--- What to do ---
Leave out the pictures and repeat every record exactly.

Data extracted from a collection:
┄┄┄┄┄┄┄┄┄┄

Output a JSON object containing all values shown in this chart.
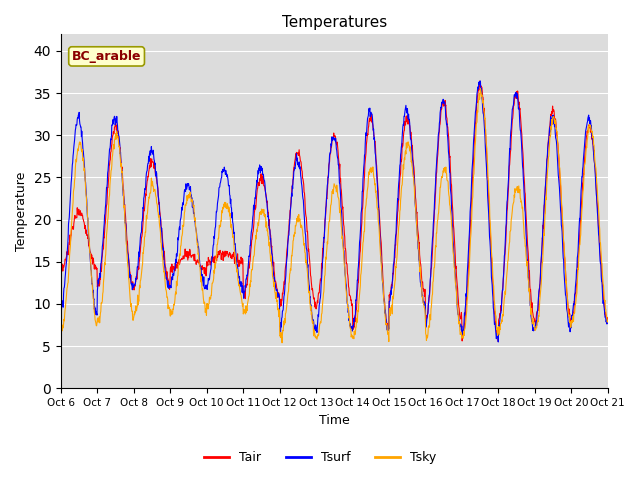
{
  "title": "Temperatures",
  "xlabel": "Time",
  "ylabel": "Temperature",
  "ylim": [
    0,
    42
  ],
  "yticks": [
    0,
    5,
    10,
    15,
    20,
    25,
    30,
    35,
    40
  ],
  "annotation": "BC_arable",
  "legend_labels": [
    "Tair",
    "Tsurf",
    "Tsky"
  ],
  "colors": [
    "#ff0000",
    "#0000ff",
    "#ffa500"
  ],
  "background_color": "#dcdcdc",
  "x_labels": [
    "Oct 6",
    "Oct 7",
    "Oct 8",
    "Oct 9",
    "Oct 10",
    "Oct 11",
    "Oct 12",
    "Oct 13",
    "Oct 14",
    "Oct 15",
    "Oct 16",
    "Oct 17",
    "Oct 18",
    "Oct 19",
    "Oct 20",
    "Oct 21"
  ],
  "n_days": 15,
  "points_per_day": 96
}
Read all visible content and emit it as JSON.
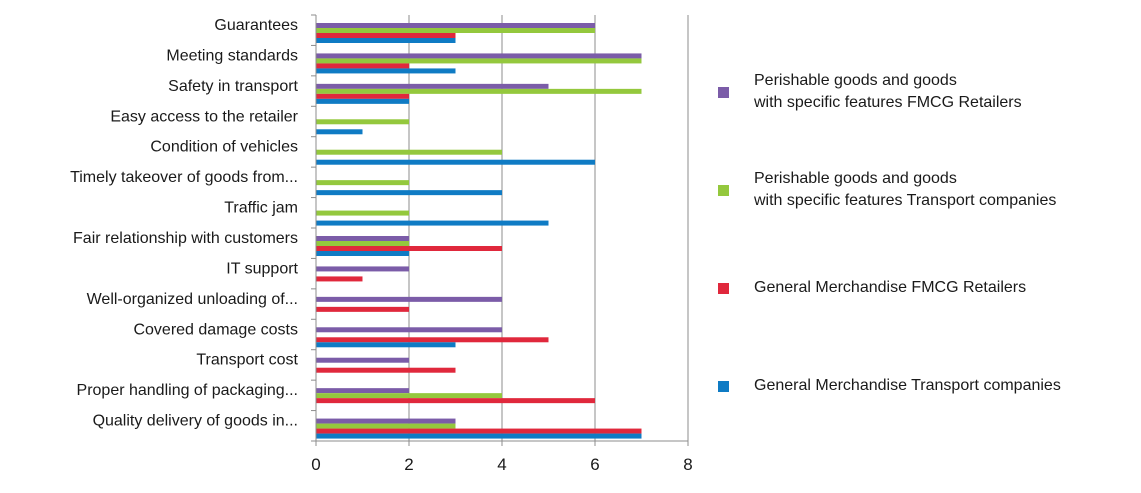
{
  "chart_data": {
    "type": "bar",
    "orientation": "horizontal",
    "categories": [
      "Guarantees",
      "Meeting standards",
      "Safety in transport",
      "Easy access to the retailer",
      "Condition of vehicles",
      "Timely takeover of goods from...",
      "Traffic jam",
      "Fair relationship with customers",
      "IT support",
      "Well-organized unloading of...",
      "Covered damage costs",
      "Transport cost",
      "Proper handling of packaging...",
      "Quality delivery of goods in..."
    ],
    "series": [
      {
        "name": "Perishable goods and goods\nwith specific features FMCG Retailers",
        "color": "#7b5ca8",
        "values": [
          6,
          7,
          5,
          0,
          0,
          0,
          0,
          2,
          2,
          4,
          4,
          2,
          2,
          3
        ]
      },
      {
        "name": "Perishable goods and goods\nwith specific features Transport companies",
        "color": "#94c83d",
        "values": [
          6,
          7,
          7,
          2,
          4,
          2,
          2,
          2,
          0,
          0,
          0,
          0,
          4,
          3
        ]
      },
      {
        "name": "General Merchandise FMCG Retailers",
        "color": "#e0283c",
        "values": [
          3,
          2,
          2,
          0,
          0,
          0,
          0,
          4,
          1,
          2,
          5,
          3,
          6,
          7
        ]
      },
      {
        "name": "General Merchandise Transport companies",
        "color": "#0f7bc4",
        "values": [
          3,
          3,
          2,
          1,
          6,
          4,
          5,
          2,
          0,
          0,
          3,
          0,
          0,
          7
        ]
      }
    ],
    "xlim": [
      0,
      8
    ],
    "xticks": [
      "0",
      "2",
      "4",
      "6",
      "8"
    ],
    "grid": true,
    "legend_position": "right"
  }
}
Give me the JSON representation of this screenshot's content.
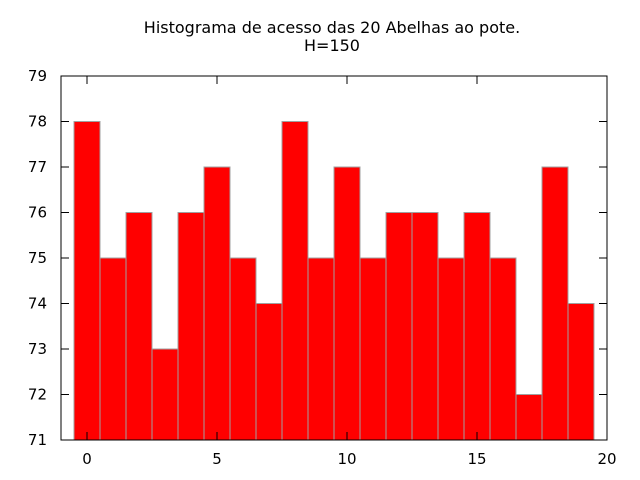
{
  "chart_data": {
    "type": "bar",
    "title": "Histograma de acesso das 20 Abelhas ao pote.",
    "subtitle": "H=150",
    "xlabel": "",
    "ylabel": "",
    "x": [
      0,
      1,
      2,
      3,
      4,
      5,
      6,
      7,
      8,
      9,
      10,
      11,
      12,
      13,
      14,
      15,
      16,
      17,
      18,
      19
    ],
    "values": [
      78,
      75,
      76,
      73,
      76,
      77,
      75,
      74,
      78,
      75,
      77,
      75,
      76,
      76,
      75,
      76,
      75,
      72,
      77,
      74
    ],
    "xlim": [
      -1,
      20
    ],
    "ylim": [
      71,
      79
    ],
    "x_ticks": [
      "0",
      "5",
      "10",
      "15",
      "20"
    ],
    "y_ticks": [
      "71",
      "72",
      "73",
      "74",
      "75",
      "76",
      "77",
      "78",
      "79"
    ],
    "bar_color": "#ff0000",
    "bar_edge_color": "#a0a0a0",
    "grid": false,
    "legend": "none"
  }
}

┄┄┄┄┄┄┄┄┄┄

--- Output of the task ---
Output a JSON object containing all values shown in this chart.
{
  "title": "Temperatures",
  "xlabel": "Time",
  "ylabel": "Temperature",
  "ylim": [
    0,
    42
  ],
  "yticks": [
    0,
    5,
    10,
    15,
    20,
    25,
    30,
    35,
    40
  ],
  "annotation": "BC_arable",
  "legend_labels": [
    "Tair",
    "Tsurf",
    "Tsky"
  ],
  "colors": [
    "#ff0000",
    "#0000ff",
    "#ffa500"
  ],
  "background_color": "#dcdcdc",
  "x_labels": [
    "Oct 6",
    "Oct 7",
    "Oct 8",
    "Oct 9",
    "Oct 10",
    "Oct 11",
    "Oct 12",
    "Oct 13",
    "Oct 14",
    "Oct 15",
    "Oct 16",
    "Oct 17",
    "Oct 18",
    "Oct 19",
    "Oct 20",
    "Oct 21"
  ],
  "n_days": 15,
  "points_per_day": 96
}
Read all visible content and emit it as JSON.
{
  "chart_data": {
    "type": "bar",
    "orientation": "horizontal",
    "categories": [
      "Guarantees",
      "Meeting standards",
      "Safety in transport",
      "Easy access to the retailer",
      "Condition of vehicles",
      "Timely takeover of goods from...",
      "Traffic jam",
      "Fair relationship with customers",
      "IT support",
      "Well-organized unloading of...",
      "Covered damage costs",
      "Transport cost",
      "Proper handling of packaging...",
      "Quality delivery of goods in..."
    ],
    "series": [
      {
        "name": "Perishable goods and goods\nwith specific features FMCG Retailers",
        "color": "#7b5ca8",
        "values": [
          6,
          7,
          5,
          0,
          0,
          0,
          0,
          2,
          2,
          4,
          4,
          2,
          2,
          3
        ]
      },
      {
        "name": "Perishable goods and goods\nwith specific features Transport companies",
        "color": "#94c83d",
        "values": [
          6,
          7,
          7,
          2,
          4,
          2,
          2,
          2,
          0,
          0,
          0,
          0,
          4,
          3
        ]
      },
      {
        "name": "General Merchandise FMCG Retailers",
        "color": "#e0283c",
        "values": [
          3,
          2,
          2,
          0,
          0,
          0,
          0,
          4,
          1,
          2,
          5,
          3,
          6,
          7
        ]
      },
      {
        "name": "General Merchandise Transport companies",
        "color": "#0f7bc4",
        "values": [
          3,
          3,
          2,
          1,
          6,
          4,
          5,
          2,
          0,
          0,
          3,
          0,
          0,
          7
        ]
      }
    ],
    "xlim": [
      0,
      8
    ],
    "xticks": [
      "0",
      "2",
      "4",
      "6",
      "8"
    ],
    "grid": true,
    "legend_position": "right"
  }
}
Give me the JSON representation of this screenshot's content.
{
  "chart_data": {
    "type": "bar",
    "title": "Histograma de acesso das 20 Abelhas ao pote.",
    "subtitle": "H=150",
    "xlabel": "",
    "ylabel": "",
    "x": [
      0,
      1,
      2,
      3,
      4,
      5,
      6,
      7,
      8,
      9,
      10,
      11,
      12,
      13,
      14,
      15,
      16,
      17,
      18,
      19
    ],
    "values": [
      78,
      75,
      76,
      73,
      76,
      77,
      75,
      74,
      78,
      75,
      77,
      75,
      76,
      76,
      75,
      76,
      75,
      72,
      77,
      74
    ],
    "xlim": [
      -1,
      20
    ],
    "ylim": [
      71,
      79
    ],
    "x_ticks": [
      "0",
      "5",
      "10",
      "15",
      "20"
    ],
    "y_ticks": [
      "71",
      "72",
      "73",
      "74",
      "75",
      "76",
      "77",
      "78",
      "79"
    ],
    "bar_color": "#ff0000",
    "bar_edge_color": "#a0a0a0",
    "grid": false,
    "legend": "none"
  }
}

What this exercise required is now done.